(What is required) Report each line of the data that has "Loading" somewhere in it.

(The input)
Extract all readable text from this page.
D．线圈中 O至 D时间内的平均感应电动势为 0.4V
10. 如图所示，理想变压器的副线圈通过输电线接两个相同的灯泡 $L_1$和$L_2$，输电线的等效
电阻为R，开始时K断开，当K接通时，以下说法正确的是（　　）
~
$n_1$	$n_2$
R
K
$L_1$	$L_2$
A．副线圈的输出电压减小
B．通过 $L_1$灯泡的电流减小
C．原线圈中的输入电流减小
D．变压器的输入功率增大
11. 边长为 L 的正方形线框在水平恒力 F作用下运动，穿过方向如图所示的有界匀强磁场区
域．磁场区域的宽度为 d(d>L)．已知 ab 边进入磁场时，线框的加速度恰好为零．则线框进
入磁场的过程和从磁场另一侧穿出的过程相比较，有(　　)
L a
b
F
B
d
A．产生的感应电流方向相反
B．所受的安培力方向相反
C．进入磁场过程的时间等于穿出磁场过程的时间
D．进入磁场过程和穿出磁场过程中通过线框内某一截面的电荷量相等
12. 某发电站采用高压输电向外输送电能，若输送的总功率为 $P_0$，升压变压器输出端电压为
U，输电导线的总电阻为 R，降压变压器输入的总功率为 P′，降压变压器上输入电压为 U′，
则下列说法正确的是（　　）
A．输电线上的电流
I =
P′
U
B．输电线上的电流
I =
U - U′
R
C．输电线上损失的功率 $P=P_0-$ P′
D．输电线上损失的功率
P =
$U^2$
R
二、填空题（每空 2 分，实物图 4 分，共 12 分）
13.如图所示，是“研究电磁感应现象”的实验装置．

* * *

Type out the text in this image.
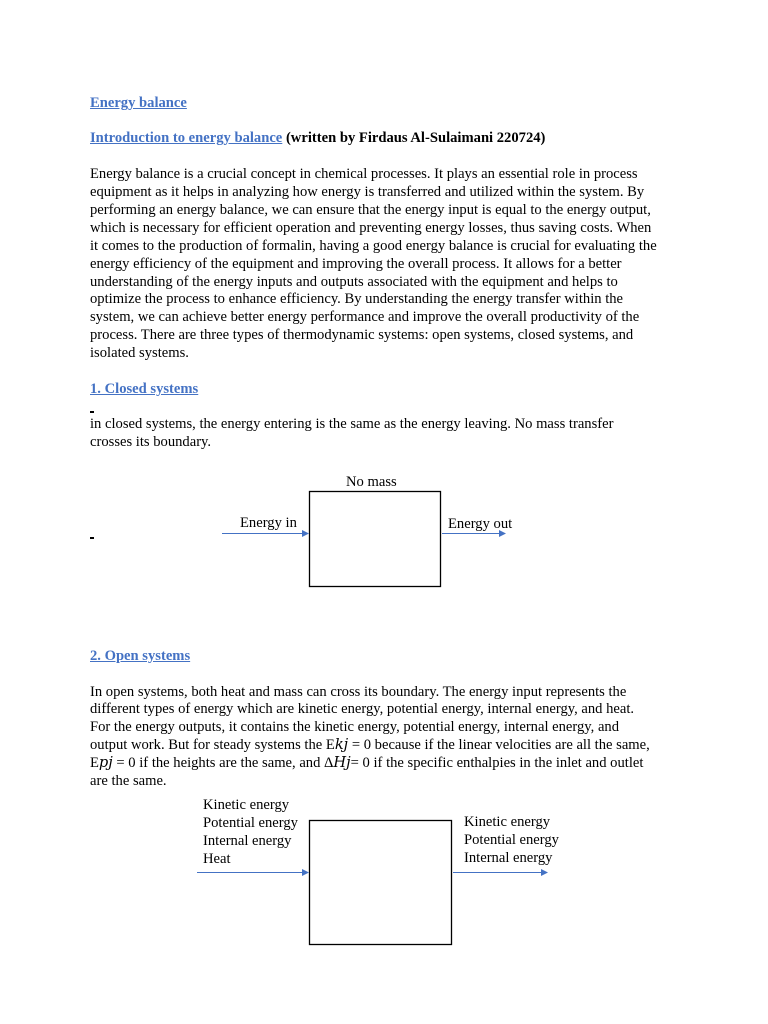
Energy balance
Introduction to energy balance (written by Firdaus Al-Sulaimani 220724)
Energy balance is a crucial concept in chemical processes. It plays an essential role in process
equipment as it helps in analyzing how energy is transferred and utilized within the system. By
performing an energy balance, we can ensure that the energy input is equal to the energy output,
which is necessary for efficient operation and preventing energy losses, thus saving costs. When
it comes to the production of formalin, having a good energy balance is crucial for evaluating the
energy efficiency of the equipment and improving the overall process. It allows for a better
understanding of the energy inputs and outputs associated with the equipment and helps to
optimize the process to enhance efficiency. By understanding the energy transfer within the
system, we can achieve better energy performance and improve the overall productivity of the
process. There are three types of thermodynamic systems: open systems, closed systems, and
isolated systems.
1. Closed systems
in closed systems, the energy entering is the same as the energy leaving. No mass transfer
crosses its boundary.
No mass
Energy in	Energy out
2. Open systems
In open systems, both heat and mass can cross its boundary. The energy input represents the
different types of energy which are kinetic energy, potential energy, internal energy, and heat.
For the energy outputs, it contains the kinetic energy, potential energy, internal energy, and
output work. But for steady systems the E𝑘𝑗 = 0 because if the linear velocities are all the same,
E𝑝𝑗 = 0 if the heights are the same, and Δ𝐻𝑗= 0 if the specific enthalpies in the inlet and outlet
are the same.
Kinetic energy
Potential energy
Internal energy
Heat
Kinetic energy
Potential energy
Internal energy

* * *

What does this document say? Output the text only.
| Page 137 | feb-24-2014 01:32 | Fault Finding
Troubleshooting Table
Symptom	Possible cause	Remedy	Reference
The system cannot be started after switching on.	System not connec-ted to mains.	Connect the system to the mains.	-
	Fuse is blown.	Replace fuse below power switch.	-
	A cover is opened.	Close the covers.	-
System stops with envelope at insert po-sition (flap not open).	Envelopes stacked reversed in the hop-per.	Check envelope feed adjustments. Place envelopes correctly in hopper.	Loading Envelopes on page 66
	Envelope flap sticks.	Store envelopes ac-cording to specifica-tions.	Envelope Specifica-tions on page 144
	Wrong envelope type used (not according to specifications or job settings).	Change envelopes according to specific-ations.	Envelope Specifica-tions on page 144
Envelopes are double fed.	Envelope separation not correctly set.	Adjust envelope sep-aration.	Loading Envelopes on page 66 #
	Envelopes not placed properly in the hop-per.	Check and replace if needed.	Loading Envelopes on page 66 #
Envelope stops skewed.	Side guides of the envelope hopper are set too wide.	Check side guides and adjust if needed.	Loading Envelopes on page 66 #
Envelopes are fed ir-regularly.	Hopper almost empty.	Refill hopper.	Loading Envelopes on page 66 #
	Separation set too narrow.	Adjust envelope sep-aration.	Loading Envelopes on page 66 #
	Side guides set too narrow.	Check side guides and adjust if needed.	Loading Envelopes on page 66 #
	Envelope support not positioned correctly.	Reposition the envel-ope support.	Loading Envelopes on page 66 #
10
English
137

(Task response)
System stops with envelope at insert po-sition (flap not open).	Envelopes stacked reversed in the hop-per.	Check envelope feed adjustments. Place envelopes correctly in hopper.	Loading Envelopes on page 66
Envelopes are double fed.	Envelope separation not correctly set.	Adjust envelope sep-aration.	Loading Envelopes on page 66 #
	Envelopes not placed properly in the hop-per.	Check and replace if needed.	Loading Envelopes on page 66 #
Envelope stops skewed.	Side guides of the envelope hopper are set too wide.	Check side guides and adjust if needed.	Loading Envelopes on page 66 #
Envelopes are fed ir-regularly.	Hopper almost empty.	Refill hopper.	Loading Envelopes on page 66 #
	Separation set too narrow.	Adjust envelope sep-aration.	Loading Envelopes on page 66 #
	Side guides set too narrow.	Check side guides and adjust if needed.	Loading Envelopes on page 66 #
	Envelope support not positioned correctly.	Reposition the envel-ope support.	Loading Envelopes on page 66 #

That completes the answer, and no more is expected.